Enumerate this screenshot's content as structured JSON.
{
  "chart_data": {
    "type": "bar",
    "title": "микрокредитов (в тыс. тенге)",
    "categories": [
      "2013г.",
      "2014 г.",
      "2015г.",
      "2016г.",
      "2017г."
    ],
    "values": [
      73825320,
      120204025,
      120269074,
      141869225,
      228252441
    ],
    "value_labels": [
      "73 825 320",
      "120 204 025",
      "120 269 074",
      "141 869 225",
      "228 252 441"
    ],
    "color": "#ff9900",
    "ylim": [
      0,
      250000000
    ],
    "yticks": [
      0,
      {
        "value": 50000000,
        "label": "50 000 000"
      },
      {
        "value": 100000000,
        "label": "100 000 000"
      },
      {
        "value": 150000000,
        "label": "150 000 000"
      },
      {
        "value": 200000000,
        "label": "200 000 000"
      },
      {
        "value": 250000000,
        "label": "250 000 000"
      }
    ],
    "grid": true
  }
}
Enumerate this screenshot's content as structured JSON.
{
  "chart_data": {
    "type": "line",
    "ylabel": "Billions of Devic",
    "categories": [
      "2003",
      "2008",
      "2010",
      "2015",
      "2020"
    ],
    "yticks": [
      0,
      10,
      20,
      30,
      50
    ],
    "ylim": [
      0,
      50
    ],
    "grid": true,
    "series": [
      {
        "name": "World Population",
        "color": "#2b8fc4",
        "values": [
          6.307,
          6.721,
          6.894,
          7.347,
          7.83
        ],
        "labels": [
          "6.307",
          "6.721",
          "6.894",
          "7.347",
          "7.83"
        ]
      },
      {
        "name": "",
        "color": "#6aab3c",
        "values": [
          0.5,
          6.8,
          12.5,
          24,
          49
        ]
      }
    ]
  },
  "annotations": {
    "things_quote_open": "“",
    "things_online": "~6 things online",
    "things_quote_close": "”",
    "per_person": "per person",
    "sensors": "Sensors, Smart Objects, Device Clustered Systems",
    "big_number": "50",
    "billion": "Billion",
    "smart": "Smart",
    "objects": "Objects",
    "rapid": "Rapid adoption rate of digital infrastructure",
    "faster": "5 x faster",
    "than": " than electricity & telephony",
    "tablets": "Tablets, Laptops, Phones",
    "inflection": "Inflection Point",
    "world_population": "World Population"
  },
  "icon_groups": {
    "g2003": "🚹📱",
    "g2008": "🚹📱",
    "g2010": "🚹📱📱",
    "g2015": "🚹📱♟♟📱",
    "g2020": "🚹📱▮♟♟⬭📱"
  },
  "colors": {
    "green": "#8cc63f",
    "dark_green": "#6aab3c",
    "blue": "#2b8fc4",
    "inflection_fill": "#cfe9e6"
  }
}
____
## GIVEN EXERCISE
Pull out every line of the records above that contains the word "Smart".

## SOLUTION
    "sensors": "Sensors, Smart Objects, Device Clustered Systems",
    "smart": "Smart",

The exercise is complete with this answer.